** WHAT THIS TASK INVOLVES **
Restate each of the lines below word for word and drop every picture.

** Dataset items **
^^^^^^^^

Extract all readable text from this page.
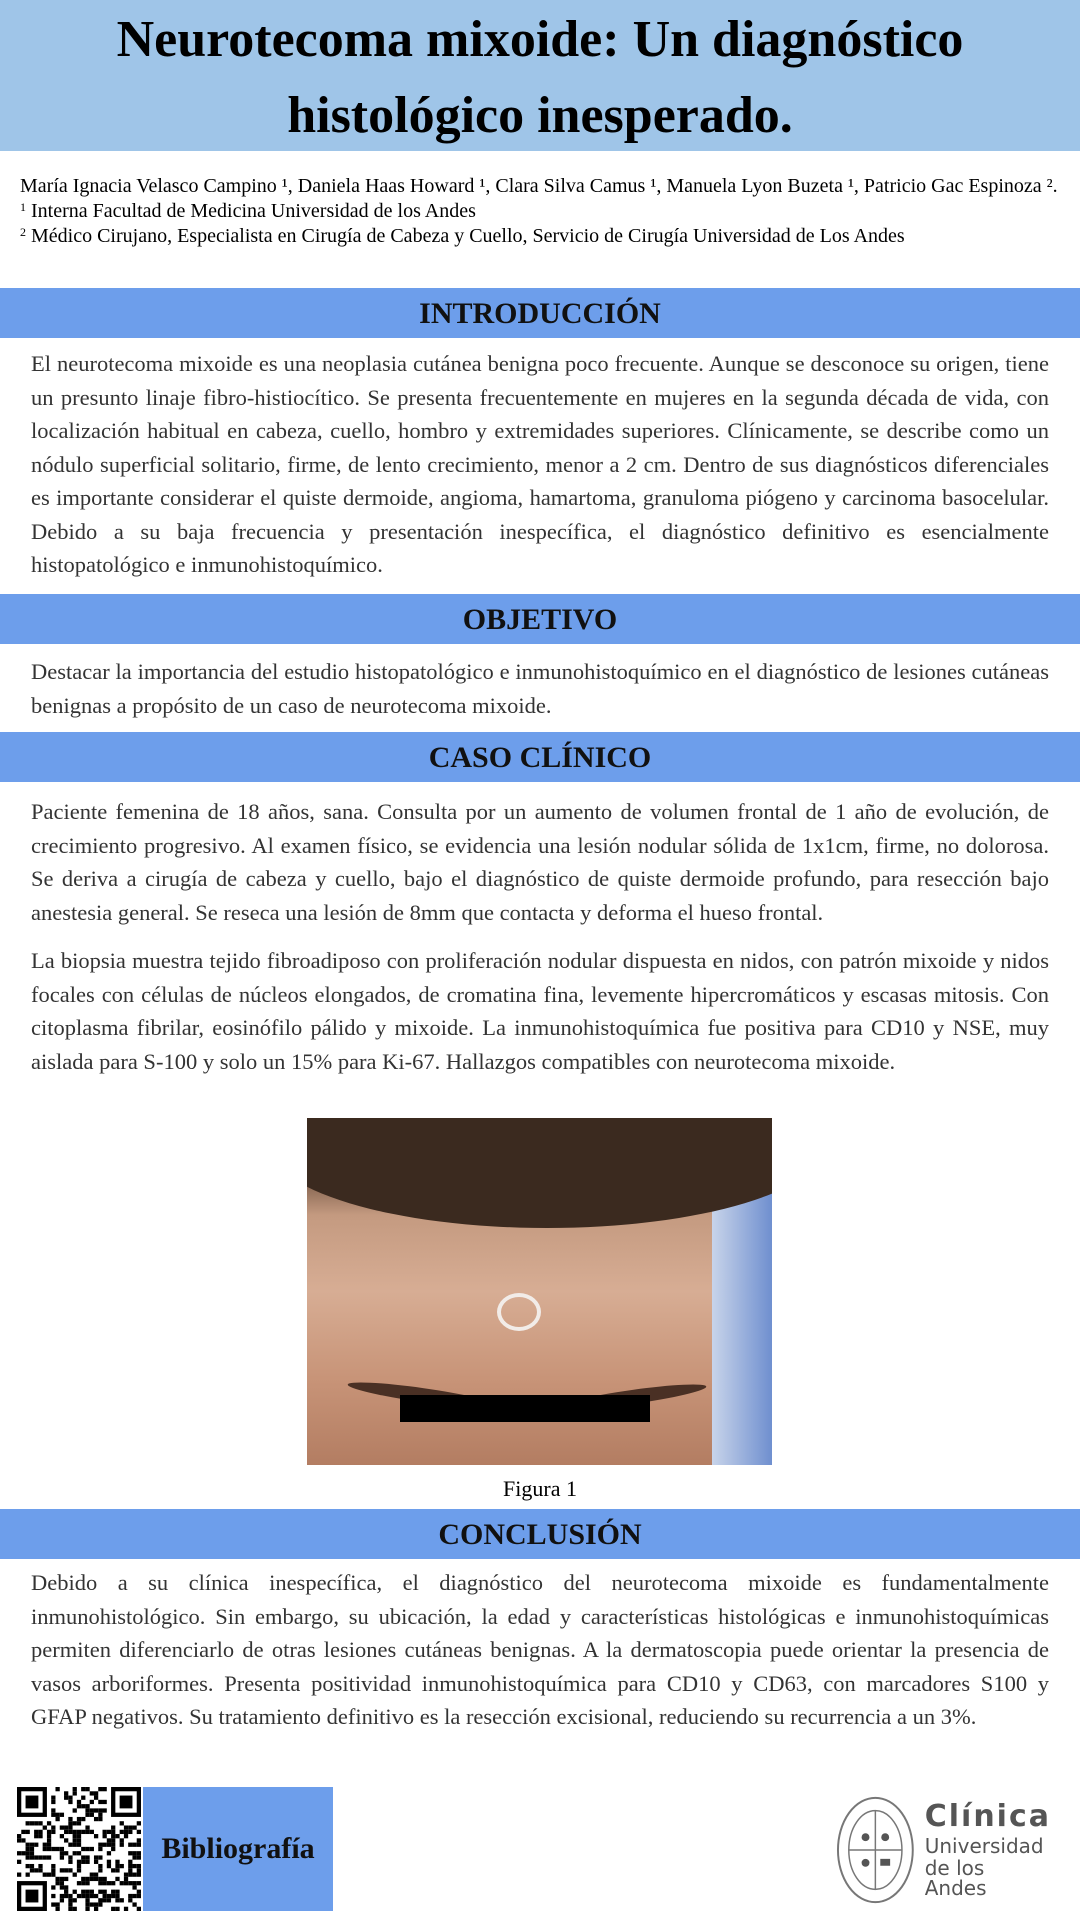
Neurotecoma mixoide: Un diagnóstico histológico inesperado.
María Ignacia Velasco Campino ¹, Daniela Haas Howard ¹, Clara Silva Camus ¹, Manuela Lyon Buzeta ¹, Patricio Gac Espinoza ².
$^1$ Interna Facultad de Medicina Universidad de los Andes
$^2$ Médico Cirujano, Especialista en Cirugía de Cabeza y Cuello, Servicio de Cirugía Universidad de Los Andes
INTRODUCCIÓN

El neurotecoma mixoide es una neoplasia cutánea benigna poco frecuente. Aunque se desconoce su origen, tiene un presunto linaje fibro-histiocítico. Se presenta frecuentemente en mujeres en la segunda década de vida, con localización habitual en cabeza, cuello, hombro y extremidades superiores. Clínicamente, se describe como un nódulo superficial solitario, firme, de lento crecimiento, menor a 2 cm. Dentro de sus diagnósticos diferenciales es importante considerar el quiste dermoide, angioma, hamartoma, granuloma piógeno y carcinoma basocelular. Debido a su baja frecuencia y presentación inespecífica, el diagnóstico definitivo es esencialmente histopatológico e inmunohistoquímico.

OBJETIVO

Destacar la importancia del estudio histopatológico e inmunohistoquímico en el diagnóstico de lesiones cutáneas benignas a propósito de un caso de neurotecoma mixoide.

CASO CLÍNICO

Paciente femenina de 18 años, sana. Consulta por un aumento de volumen frontal de 1 año de evolución, de crecimiento progresivo. Al examen físico, se evidencia una lesión nodular sólida de 1x1cm, firme, no dolorosa. Se deriva a cirugía de cabeza y cuello, bajo el diagnóstico de quiste dermoide profundo, para resección bajo anestesia general. Se reseca una lesión de 8mm que contacta y deforma el hueso frontal.

La biopsia muestra tejido fibroadiposo con proliferación nodular dispuesta en nidos, con patrón mixoide y nidos focales con células de núcleos elongados, de cromatina fina, levemente hipercromáticos y escasas mitosis. Con citoplasma fibrilar, eosinófilo pálido y mixoide. La inmunohistoquímica fue positiva para CD10 y NSE, muy aislada para S-100 y solo un 15% para Ki-67. Hallazgos compatibles con neurotecoma mixoide.

Figura 1
CONCLUSIÓN

Debido a su clínica inespecífica, el diagnóstico del neurotecoma mixoide es fundamentalmente inmunohistológico. Sin embargo, su ubicación, la edad y características histológicas e inmunohistoquímicas permiten diferenciarlo de otras lesiones cutáneas benignas. A la dermatoscopia puede orientar la presencia de vasos arboriformes. Presenta positividad inmunohistoquímica para CD10 y CD63, con marcadores S100 y GFAP negativos. Su tratamiento definitivo es la resección excisional, reduciendo su recurrencia a un 3%.

Bibliografía
Clínica
Universidad
de los Andes
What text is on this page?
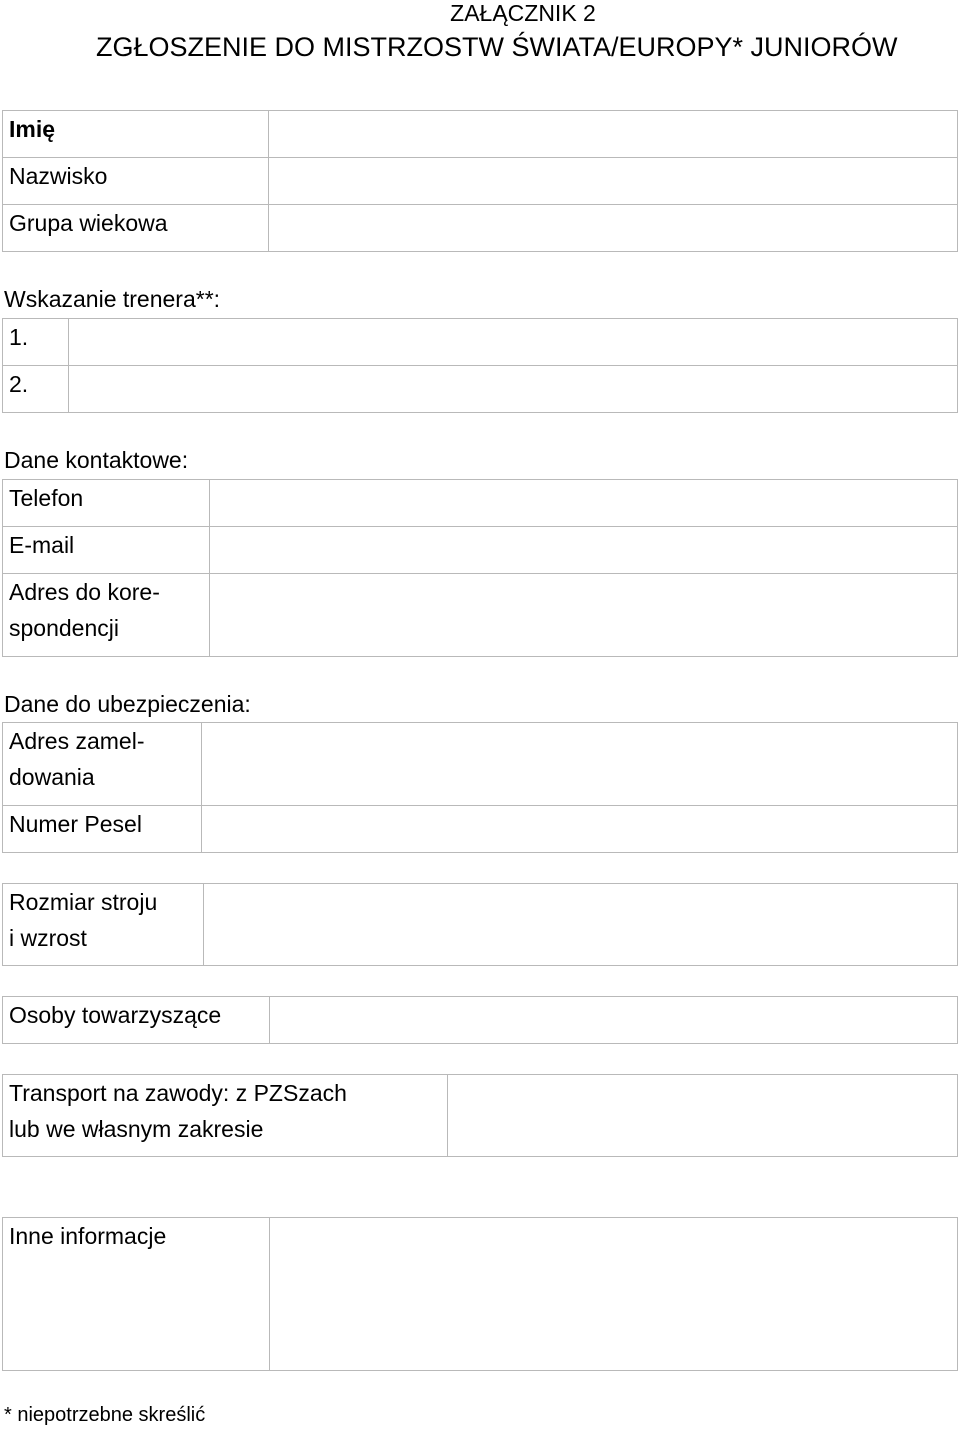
ZAŁĄCZNIK 2
ZGŁOSZENIE DO MISTRZOSTW ŚWIATA/EUROPY* JUNIORÓW
Imię	
Nazwisko	
Grupa wiekowa	
Wskazanie trenera**:
1.	
2.	
Dane kontaktowe:
Telefon	
E-mail	

Adres do kore-
spondencji	

Dane do ubezpieczenia:
Adres zamel-
dowania	

Numer Pesel	
Rozmiar stroju
i wzrost

Osoby towarzyszące	
Transport na zawody: z PZSzach
lub we własnym zakresie

Inne informacje	
* niepotrzebne skreślić
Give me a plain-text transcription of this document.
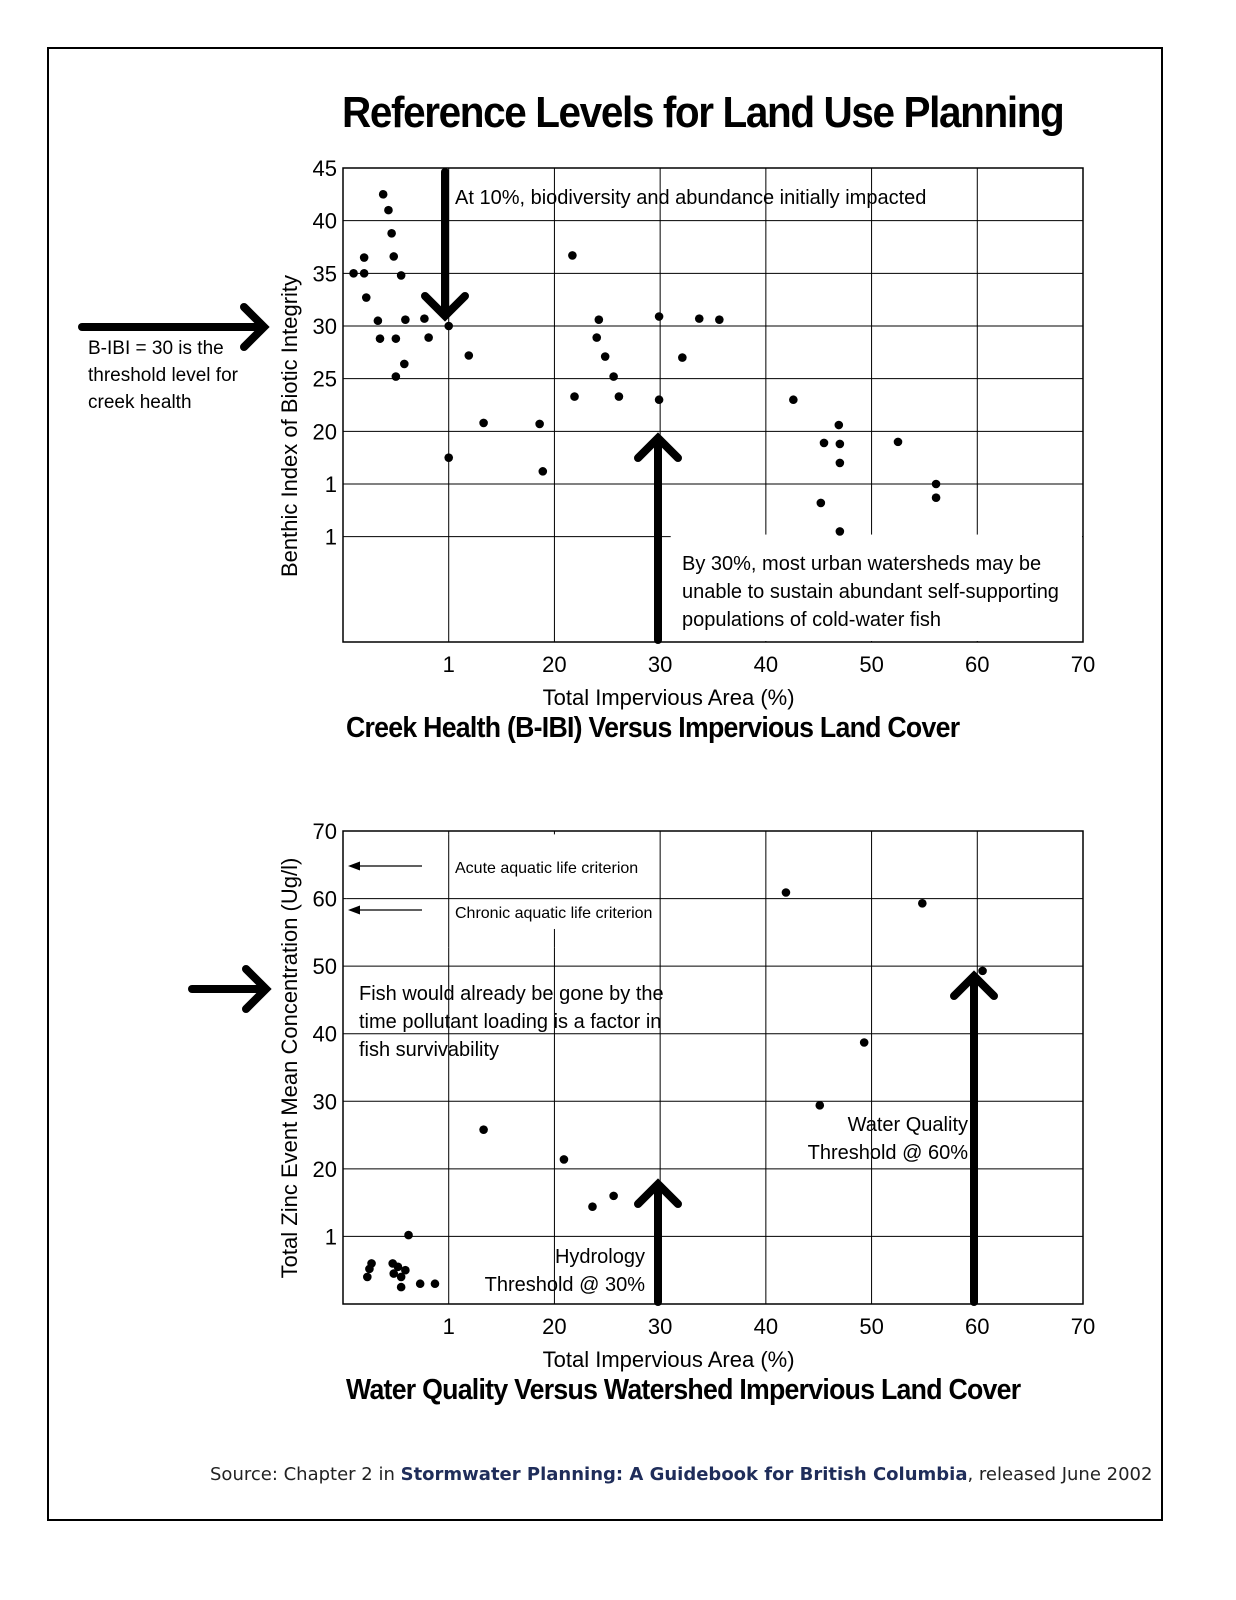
Reference Levels for Land Use Planning
Creek Health (B-IBI) Versus Impervious Land Cover
Water Quality Versus Watershed Impervious Land Cover
B-IBI = 30 is the
threshold level for
creek health
Source: Chapter 2 in Stormwater Planning: A Guidebook for British Columbia, released June 2002
1	20	30	40	50	60	70
1
1
20
25
30
35
40
45
Total Impervious Area (%)
Benthic Index of Biotic Integrity
At 10%, biodiversity and abundance initially impacted
By 30%, most urban watersheds may be
unable to sustain abundant self-supporting
populations of cold-water fish
1	20	30	40	50	60	70
1
20
30
40
50
60
70
Total Impervious Area (%)
Acute aquatic life criterion
Chronic aquatic life criterion
Total Zinc Event Mean Concentration (Ug/l)	Fish would already be gone by the
time pollutant loading is a factor in
fish survivability
Hydrology
Threshold @ 30%
Water Quality
Threshold @ 60%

^^^^^^^^

** TASK OUTPUT **
Extract all readable text from this page.
Neurotecoma mixoide: Un diagnóstico histológico inesperado.
María Ignacia Velasco Campino ¹, Daniela Haas Howard ¹, Clara Silva Camus ¹, Manuela Lyon Buzeta ¹, Patricio Gac Espinoza ².
$^1$ Interna Facultad de Medicina Universidad de los Andes
$^2$ Médico Cirujano, Especialista en Cirugía de Cabeza y Cuello, Servicio de Cirugía Universidad de Los Andes
INTRODUCCIÓN

El neurotecoma mixoide es una neoplasia cutánea benigna poco frecuente. Aunque se desconoce su origen, tiene un presunto linaje fibro-histiocítico. Se presenta frecuentemente en mujeres en la segunda década de vida, con localización habitual en cabeza, cuello, hombro y extremidades superiores. Clínicamente, se describe como un nódulo superficial solitario, firme, de lento crecimiento, menor a 2 cm. Dentro de sus diagnósticos diferenciales es importante considerar el quiste dermoide, angioma, hamartoma, granuloma piógeno y carcinoma basocelular. Debido a su baja frecuencia y presentación inespecífica, el diagnóstico definitivo es esencialmente histopatológico e inmunohistoquímico.

OBJETIVO

Destacar la importancia del estudio histopatológico e inmunohistoquímico en el diagnóstico de lesiones cutáneas benignas a propósito de un caso de neurotecoma mixoide.

CASO CLÍNICO

Paciente femenina de 18 años, sana. Consulta por un aumento de volumen frontal de 1 año de evolución, de crecimiento progresivo. Al examen físico, se evidencia una lesión nodular sólida de 1x1cm, firme, no dolorosa. Se deriva a cirugía de cabeza y cuello, bajo el diagnóstico de quiste dermoide profundo, para resección bajo anestesia general. Se reseca una lesión de 8mm que contacta y deforma el hueso frontal.

La biopsia muestra tejido fibroadiposo con proliferación nodular dispuesta en nidos, con patrón mixoide y nidos focales con células de núcleos elongados, de cromatina fina, levemente hipercromáticos y escasas mitosis. Con citoplasma fibrilar, eosinófilo pálido y mixoide. La inmunohistoquímica fue positiva para CD10 y NSE, muy aislada para S-100 y solo un 15% para Ki-67. Hallazgos compatibles con neurotecoma mixoide.

Figura 1
CONCLUSIÓN

Debido a su clínica inespecífica, el diagnóstico del neurotecoma mixoide es fundamentalmente inmunohistológico. Sin embargo, su ubicación, la edad y características histológicas e inmunohistoquímicas permiten diferenciarlo de otras lesiones cutáneas benignas. A la dermatoscopia puede orientar la presencia de vasos arboriformes. Presenta positividad inmunohistoquímica para CD10 y CD63, con marcadores S100 y GFAP negativos. Su tratamiento definitivo es la resección excisional, reduciendo su recurrencia a un 3%.

Bibliografía
Clínica
Universidad
de los Andes
What text is on this page?
ZAŁĄCZNIK 2
ZGŁOSZENIE DO MISTRZOSTW ŚWIATA/EUROPY* JUNIORÓW
Imię	
Nazwisko	
Grupa wiekowa	
Wskazanie trenera**:
1.	
2.	
Dane kontaktowe:
Telefon	
E-mail	

Adres do kore-
spondencji	

Dane do ubezpieczenia:
Adres zamel-
dowania	

Numer Pesel	
Rozmiar stroju
i wzrost

Osoby towarzyszące	
Transport na zawody: z PZSzach
lub we własnym zakresie

Inne informacje	
* niepotrzebne skreślić
Give me a plain-text transcription of this document.
Reference Levels for Land Use Planning
Creek Health (B-IBI) Versus Impervious Land Cover
Water Quality Versus Watershed Impervious Land Cover
B-IBI = 30 is the
threshold level for
creek health
Source: Chapter 2 in Stormwater Planning: A Guidebook for British Columbia, released June 2002
1	20	30	40	50	60	70
1
1
20
25
30
35
40
45
Total Impervious Area (%)
Benthic Index of Biotic Integrity
At 10%, biodiversity and abundance initially impacted
By 30%, most urban watersheds may be
unable to sustain abundant self-supporting
populations of cold-water fish
1	20	30	40	50	60	70
1
20
30
40
50
60
70
Total Impervious Area (%)
Acute aquatic life criterion
Chronic aquatic life criterion
Total Zinc Event Mean Concentration (Ug/l)	Fish would already be gone by the
time pollutant loading is a factor in
fish survivability
Hydrology
Threshold @ 30%
Water Quality
Threshold @ 60%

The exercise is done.